__Provided passage__

Tuesday, February 23, 2010

My pondering about what really matters in life, brought to you by Ambien

As I sit and ponder about the most important things the world is facing, many things come to mind:

  • will I ever have cute ankles again?

  • will the new horizontal stretch marks appearing on my belly give me a large canvas to play tic tac toe while I have some down time during labor?

  • once I'm done having kids, will the plastic surgeon be able to reconstruct my humpty dumpty body all together again?

  • if I got a nose ring, wouldn't that just be the coolest thing ever? come on, everybody's doing it, which means it's a total must!

and the most important question of all...

  1. who was in charge of helping the top 12 girls from American Idol pick out their wardrobe?

  2. and...what was Kara smoking?

Eric and I have our favorite weekly shows, but American Idol has been hit or miss the past couple of seasons. Neither one of us could stand Adam Lambert, so we stopped watching that season the further along he got.

This season we saw a lot of promise in the initial cities, but there were also a lot of people getting golden tickets that needed to keep their day jobs. And by having Katy Perry as a guest judge, has made me stop listening to her music all together...she is a hateful heifer in my book!

Document understanding data:
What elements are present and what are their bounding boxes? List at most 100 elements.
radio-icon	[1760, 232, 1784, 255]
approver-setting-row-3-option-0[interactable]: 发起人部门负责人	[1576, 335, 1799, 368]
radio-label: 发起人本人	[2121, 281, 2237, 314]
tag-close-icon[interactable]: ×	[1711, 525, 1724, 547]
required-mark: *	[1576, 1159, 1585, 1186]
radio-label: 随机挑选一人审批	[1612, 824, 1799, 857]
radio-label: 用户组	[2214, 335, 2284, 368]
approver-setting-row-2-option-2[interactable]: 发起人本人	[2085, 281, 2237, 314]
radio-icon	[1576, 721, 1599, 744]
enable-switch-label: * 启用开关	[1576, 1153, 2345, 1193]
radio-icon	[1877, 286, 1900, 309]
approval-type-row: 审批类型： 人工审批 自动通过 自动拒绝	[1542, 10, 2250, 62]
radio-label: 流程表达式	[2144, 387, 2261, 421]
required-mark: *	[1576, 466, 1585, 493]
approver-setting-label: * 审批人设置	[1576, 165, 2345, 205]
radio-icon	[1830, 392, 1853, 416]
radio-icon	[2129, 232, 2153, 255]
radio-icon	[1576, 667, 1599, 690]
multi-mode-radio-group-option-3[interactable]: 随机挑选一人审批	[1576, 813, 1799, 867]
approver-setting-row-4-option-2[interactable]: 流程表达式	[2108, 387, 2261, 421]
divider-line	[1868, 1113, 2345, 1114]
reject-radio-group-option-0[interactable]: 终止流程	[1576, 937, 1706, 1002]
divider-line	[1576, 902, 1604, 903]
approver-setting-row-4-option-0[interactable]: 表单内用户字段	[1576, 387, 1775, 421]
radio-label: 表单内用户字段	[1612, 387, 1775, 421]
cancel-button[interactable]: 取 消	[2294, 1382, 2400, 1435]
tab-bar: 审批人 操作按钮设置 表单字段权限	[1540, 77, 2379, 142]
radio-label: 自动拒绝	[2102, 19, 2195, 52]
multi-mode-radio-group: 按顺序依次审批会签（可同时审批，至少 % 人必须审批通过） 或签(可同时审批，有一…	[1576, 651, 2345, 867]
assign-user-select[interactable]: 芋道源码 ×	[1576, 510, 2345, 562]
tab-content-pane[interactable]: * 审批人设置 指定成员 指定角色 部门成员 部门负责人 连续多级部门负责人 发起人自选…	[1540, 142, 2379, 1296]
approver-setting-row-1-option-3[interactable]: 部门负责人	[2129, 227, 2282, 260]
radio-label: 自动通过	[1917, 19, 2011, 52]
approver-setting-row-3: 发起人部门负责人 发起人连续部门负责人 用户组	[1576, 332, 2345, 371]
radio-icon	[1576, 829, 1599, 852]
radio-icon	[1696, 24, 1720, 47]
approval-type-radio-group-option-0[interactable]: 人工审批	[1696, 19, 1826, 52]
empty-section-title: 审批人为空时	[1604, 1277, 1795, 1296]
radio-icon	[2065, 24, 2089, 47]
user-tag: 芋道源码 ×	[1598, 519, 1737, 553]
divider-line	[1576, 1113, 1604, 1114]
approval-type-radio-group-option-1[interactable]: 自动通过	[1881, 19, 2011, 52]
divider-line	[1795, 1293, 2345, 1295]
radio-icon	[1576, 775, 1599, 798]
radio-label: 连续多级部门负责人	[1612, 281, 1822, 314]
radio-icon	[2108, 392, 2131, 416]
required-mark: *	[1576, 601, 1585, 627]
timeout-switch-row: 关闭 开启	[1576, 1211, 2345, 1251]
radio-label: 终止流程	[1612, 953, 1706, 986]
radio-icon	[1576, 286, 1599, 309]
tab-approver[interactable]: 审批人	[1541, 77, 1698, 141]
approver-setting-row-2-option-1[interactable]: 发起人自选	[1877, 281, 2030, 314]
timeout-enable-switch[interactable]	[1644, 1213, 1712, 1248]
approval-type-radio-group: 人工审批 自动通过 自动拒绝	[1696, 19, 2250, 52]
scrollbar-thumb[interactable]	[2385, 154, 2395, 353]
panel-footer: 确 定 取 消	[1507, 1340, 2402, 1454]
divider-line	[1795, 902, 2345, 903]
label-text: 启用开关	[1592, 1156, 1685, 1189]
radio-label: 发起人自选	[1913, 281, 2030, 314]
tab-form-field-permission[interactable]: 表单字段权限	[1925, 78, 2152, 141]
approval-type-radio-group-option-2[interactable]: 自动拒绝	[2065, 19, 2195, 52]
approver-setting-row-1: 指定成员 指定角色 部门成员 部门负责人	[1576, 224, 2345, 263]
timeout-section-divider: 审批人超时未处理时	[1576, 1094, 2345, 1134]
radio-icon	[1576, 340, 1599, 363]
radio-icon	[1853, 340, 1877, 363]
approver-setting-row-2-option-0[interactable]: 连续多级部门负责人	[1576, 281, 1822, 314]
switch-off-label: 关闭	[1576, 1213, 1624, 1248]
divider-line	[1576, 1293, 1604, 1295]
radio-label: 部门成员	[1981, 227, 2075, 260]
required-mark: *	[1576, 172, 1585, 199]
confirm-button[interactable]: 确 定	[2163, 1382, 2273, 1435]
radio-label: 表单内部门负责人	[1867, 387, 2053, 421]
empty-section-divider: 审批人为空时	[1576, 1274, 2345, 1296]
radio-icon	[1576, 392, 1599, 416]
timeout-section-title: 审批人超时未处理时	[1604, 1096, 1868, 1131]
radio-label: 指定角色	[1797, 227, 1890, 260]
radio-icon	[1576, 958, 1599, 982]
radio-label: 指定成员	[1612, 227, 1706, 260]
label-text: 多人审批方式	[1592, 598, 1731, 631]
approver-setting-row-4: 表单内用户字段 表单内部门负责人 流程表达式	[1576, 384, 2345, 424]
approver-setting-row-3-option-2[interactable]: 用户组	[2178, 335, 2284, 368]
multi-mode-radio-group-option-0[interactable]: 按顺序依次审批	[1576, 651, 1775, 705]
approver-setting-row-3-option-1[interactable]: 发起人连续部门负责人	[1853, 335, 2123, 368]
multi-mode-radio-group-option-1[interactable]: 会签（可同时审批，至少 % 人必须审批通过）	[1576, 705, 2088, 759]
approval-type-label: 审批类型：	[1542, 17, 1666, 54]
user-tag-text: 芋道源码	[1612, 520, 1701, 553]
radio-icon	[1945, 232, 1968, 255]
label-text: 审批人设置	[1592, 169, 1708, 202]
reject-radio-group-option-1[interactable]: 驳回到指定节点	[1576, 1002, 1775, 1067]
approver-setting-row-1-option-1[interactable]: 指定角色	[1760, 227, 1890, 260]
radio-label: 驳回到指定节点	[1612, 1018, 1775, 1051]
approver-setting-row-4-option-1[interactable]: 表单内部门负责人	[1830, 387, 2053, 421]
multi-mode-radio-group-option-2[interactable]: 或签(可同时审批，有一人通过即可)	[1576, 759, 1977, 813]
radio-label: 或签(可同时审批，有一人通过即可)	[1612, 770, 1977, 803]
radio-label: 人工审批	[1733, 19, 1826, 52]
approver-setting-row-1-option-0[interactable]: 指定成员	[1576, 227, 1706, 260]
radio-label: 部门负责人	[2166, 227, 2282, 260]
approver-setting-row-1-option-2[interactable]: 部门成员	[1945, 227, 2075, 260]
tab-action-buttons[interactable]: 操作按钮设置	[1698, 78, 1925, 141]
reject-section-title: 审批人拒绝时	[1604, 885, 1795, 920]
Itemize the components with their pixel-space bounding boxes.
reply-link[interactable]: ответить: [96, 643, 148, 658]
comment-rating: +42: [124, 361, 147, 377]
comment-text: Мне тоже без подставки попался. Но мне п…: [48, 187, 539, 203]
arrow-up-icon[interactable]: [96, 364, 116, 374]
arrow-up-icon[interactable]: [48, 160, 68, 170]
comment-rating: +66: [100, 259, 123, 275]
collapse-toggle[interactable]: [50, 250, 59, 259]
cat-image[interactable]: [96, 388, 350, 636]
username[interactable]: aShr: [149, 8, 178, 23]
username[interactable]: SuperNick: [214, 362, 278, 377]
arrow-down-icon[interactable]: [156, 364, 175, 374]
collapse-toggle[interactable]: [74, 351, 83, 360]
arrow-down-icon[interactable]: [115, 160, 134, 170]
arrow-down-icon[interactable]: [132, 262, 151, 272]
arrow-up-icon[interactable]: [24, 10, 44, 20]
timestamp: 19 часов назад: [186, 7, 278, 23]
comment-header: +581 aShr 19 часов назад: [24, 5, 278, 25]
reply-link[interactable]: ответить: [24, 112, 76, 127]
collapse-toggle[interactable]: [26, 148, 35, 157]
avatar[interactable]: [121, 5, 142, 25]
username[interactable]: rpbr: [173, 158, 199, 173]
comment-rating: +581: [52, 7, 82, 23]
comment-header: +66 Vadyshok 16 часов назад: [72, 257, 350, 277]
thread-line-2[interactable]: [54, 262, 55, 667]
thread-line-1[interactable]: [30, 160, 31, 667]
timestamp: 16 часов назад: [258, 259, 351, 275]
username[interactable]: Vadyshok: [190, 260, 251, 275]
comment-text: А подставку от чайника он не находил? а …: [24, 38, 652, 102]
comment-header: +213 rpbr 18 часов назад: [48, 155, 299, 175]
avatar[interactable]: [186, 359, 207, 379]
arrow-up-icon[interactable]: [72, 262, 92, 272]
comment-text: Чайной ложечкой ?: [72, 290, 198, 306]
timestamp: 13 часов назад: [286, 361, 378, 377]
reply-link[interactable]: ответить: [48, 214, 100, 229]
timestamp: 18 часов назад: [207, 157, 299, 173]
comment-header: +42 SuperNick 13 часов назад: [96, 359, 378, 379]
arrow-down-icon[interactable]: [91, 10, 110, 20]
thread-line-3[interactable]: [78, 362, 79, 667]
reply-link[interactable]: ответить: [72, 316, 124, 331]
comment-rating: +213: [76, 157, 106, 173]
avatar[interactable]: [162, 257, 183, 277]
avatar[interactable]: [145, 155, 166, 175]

__Work instructions__
• 1. According to the blog post, why did the writer and Eric stop watching the American Idol season with Adam Lambert? Answer in one to three sentences.
• 2. Repeat word for word the part of the blog post starting at "Tuesday, February 23, 2010" and ending at "all together again?".
Rely only on the blog post for these tasks.

__Results for each task__
• 1. Neither the writer nor Eric could stand Adam Lambert. So the further along he got, the more they stopped watching that season.

• 2.
Tuesday, February 23, 2010

My pondering about what really matters in life, brought to you by Ambien

As I sit and ponder about the most important things the world is facing, many things come to mind:

  • will I ever have cute ankles again?

  • will the new horizontal stretch marks appearing on my belly give me a large canvas to play tic tac toe while I have some down time during labor?

  • once I'm done having kids, will the plastic surgeon be able to reconstruct my humpty dumpty body all together again?